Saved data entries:

* * * * * * * * *

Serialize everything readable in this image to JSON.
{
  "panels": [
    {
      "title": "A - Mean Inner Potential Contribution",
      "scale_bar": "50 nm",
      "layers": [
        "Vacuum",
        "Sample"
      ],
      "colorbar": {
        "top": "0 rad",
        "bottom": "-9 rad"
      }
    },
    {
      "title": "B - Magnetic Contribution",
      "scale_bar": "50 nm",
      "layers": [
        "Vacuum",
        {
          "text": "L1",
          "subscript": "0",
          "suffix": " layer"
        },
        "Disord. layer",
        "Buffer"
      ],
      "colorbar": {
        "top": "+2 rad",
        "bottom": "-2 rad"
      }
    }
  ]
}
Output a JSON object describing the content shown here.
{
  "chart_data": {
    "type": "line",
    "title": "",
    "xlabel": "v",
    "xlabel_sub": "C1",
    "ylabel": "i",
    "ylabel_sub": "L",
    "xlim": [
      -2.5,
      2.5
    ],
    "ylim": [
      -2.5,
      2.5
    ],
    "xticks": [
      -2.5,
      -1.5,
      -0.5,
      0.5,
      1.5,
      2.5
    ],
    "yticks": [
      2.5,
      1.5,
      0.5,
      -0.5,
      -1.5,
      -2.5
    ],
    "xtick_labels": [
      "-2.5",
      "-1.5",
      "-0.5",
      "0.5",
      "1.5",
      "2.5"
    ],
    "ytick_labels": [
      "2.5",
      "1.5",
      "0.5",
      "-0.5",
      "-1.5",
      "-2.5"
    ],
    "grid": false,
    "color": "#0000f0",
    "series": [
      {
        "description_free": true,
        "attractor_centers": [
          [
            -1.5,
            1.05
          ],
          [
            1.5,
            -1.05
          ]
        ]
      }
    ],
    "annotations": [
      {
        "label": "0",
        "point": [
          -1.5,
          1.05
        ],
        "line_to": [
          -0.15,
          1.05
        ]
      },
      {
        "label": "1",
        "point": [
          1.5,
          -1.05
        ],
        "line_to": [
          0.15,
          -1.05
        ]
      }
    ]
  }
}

* * * * * * * * *

● What you should do: Identify lines with the string "title". Copy each one.

● Written answer:
      "title": "A - Mean Inner Potential Contribution",
      "title": "B - Magnetic Contribution",
    "title": "",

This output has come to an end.